Given records
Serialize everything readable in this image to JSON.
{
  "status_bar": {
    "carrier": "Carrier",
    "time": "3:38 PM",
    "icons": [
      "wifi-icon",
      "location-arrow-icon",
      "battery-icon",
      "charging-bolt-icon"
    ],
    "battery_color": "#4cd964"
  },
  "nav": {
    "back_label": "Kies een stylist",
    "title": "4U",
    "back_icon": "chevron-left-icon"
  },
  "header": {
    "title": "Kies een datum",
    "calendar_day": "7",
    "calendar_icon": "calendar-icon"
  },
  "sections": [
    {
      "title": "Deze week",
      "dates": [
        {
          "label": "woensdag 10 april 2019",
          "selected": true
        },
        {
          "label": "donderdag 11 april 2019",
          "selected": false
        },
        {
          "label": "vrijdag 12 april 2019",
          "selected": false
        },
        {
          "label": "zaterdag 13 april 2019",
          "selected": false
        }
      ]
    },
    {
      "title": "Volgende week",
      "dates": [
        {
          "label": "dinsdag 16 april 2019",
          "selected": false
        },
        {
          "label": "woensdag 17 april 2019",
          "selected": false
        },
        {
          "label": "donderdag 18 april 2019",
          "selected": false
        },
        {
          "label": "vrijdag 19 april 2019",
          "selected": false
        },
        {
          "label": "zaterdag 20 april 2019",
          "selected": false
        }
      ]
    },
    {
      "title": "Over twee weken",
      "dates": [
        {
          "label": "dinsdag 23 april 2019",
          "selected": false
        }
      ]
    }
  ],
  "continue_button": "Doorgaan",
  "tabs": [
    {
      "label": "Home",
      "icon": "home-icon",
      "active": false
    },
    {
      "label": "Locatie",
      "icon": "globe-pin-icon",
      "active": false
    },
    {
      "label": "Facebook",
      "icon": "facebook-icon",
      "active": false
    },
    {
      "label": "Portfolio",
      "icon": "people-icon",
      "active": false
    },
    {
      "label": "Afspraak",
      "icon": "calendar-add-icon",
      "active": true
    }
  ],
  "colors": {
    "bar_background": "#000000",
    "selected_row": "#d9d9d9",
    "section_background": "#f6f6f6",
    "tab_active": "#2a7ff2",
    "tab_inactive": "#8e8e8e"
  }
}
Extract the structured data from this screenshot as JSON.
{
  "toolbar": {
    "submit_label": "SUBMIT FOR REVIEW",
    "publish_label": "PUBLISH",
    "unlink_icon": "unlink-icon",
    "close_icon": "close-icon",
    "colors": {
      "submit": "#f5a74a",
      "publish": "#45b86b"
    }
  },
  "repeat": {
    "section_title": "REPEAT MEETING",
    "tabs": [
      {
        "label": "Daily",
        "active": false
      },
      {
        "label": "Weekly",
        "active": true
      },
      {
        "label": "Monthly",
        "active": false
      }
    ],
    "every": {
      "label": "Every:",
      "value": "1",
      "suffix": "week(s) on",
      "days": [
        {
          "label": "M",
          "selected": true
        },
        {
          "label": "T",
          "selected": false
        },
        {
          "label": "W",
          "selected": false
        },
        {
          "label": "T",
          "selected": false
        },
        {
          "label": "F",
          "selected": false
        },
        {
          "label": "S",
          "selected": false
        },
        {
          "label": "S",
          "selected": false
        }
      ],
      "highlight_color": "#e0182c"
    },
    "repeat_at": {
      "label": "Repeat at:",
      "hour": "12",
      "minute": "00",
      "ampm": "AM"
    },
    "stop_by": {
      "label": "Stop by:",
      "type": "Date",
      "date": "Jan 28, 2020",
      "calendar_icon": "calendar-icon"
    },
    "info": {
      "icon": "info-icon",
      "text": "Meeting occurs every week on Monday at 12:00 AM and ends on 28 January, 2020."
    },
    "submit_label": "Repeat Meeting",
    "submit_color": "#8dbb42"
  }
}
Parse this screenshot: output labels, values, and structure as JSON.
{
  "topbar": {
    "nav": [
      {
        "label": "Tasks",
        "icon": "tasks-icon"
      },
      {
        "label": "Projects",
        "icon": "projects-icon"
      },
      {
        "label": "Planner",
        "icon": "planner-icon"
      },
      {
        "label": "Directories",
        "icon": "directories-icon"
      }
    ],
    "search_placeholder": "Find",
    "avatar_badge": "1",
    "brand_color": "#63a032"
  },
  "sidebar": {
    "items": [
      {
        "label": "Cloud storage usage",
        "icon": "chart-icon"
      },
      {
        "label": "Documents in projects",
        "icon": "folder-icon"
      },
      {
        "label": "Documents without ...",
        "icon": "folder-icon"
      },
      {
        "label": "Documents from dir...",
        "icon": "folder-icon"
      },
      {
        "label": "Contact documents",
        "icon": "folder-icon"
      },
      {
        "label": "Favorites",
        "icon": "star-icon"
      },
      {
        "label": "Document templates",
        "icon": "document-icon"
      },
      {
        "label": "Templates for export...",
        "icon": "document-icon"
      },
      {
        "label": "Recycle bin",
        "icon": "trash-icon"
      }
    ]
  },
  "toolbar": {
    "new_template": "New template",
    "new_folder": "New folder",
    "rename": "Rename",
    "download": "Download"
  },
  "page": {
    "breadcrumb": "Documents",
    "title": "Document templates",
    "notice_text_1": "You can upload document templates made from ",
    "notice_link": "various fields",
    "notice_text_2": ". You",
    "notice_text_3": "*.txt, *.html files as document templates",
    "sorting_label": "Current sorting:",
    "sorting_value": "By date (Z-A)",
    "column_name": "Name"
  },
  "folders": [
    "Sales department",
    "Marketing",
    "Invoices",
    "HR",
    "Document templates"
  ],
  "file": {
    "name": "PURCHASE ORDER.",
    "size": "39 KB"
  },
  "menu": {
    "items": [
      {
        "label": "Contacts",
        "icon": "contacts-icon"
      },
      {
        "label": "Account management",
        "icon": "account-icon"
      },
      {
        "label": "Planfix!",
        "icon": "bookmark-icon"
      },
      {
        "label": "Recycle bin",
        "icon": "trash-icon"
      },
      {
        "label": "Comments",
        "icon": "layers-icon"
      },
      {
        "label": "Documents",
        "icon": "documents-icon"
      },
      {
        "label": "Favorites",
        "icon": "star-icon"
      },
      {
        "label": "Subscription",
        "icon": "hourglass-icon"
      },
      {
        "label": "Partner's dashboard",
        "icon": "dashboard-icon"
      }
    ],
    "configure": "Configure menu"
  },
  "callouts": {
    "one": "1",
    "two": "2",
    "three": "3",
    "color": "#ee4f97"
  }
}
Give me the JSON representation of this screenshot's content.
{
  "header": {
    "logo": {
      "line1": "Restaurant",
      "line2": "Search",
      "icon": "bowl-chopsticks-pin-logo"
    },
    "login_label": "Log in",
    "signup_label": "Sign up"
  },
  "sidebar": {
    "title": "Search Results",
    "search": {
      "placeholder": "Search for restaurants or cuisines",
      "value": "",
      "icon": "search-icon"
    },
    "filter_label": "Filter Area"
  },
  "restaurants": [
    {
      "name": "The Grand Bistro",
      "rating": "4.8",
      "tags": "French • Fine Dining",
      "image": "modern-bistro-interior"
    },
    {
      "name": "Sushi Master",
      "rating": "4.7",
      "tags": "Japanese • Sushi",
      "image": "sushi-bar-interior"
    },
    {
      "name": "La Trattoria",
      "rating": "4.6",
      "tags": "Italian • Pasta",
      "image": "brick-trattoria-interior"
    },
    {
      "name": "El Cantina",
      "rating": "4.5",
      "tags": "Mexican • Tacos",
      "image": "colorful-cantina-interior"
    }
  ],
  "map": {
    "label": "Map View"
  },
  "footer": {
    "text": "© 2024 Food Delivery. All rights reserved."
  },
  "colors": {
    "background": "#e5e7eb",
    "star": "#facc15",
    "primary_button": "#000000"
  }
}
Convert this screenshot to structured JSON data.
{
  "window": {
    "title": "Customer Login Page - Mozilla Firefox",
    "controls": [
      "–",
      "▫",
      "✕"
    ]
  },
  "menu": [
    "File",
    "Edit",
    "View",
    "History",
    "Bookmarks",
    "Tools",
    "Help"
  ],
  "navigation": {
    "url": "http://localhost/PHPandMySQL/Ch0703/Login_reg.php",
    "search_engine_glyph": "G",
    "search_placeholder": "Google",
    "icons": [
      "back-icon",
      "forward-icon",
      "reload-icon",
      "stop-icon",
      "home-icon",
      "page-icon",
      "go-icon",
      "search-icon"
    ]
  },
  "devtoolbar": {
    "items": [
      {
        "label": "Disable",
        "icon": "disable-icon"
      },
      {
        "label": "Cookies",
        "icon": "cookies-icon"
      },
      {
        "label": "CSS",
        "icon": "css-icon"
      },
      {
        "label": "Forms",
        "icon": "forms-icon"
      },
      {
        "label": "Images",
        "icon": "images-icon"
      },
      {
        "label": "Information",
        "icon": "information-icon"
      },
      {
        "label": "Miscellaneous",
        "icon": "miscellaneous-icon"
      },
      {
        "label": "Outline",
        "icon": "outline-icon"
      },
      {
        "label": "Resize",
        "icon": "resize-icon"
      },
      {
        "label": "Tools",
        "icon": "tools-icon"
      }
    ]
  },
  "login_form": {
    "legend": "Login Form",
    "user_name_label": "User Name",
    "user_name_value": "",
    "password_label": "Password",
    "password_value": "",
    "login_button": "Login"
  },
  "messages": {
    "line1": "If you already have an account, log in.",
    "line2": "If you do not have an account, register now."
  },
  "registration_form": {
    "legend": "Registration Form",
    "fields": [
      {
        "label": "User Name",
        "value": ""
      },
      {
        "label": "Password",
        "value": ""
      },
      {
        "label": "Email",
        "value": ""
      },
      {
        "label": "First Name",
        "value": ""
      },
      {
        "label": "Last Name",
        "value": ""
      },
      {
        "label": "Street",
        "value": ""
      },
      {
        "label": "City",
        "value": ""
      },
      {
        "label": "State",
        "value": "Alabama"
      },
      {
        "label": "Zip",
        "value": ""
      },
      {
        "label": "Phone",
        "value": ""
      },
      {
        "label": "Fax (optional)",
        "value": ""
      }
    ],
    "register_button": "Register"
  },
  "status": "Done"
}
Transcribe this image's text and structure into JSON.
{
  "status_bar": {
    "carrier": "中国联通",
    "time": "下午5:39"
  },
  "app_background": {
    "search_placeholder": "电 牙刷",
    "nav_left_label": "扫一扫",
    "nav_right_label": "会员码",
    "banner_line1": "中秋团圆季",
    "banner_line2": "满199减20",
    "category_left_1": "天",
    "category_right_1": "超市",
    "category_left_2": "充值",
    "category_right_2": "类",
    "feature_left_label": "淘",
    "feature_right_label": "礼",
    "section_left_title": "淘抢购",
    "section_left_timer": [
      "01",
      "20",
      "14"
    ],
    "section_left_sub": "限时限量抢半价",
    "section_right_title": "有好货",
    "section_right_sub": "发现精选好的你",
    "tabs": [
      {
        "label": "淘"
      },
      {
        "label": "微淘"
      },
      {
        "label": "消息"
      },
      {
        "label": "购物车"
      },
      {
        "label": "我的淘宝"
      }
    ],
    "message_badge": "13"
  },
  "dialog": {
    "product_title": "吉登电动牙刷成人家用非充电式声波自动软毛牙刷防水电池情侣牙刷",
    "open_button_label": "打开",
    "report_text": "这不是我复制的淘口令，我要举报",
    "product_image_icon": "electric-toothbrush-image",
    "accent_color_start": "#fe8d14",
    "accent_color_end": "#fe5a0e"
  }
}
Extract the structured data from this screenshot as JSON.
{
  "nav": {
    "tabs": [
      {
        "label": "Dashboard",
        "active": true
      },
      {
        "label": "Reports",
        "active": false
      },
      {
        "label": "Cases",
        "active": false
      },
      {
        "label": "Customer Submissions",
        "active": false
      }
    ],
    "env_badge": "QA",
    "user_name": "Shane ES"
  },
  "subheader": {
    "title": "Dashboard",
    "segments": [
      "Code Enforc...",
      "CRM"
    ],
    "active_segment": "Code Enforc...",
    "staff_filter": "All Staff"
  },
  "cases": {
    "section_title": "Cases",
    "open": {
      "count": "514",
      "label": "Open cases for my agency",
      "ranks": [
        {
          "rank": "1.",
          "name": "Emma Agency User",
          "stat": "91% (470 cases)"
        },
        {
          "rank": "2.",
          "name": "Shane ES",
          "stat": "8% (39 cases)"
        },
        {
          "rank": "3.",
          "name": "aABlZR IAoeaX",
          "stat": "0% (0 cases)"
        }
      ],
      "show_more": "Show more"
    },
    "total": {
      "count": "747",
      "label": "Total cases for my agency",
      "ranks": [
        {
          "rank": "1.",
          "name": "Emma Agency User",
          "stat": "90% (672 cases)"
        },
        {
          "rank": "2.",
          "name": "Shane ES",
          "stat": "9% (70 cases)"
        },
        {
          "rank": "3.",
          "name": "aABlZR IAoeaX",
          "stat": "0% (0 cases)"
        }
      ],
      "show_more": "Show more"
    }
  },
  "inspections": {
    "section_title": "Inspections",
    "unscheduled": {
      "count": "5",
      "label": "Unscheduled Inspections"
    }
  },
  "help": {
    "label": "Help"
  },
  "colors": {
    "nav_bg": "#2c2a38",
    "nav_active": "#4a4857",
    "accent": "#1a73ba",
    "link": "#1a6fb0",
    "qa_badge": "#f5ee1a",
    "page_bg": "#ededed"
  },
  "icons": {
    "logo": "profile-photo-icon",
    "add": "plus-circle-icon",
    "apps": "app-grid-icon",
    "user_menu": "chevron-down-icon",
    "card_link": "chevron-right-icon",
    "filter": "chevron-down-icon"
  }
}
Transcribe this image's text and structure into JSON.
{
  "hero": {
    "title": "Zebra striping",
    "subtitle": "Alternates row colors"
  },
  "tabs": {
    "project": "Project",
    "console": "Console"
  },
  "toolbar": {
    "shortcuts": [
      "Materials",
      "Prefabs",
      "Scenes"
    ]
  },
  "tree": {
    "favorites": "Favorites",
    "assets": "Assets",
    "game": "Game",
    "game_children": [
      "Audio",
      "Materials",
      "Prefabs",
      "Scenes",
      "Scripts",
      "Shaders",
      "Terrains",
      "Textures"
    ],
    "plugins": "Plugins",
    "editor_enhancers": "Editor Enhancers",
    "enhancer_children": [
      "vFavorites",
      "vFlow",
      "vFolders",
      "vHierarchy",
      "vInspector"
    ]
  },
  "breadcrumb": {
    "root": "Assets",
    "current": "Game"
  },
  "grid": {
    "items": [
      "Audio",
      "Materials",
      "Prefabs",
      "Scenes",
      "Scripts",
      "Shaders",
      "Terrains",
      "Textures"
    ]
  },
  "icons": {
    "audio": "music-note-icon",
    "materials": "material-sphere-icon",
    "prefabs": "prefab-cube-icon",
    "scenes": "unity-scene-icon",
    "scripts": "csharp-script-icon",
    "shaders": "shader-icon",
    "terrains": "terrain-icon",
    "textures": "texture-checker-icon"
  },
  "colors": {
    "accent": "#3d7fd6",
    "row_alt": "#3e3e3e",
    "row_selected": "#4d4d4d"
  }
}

Exercise task
Show every line where the string "woensdag" appears.

Final answer
          "label": "woensdag 10 april 2019",
          "label": "woensdag 17 april 2019",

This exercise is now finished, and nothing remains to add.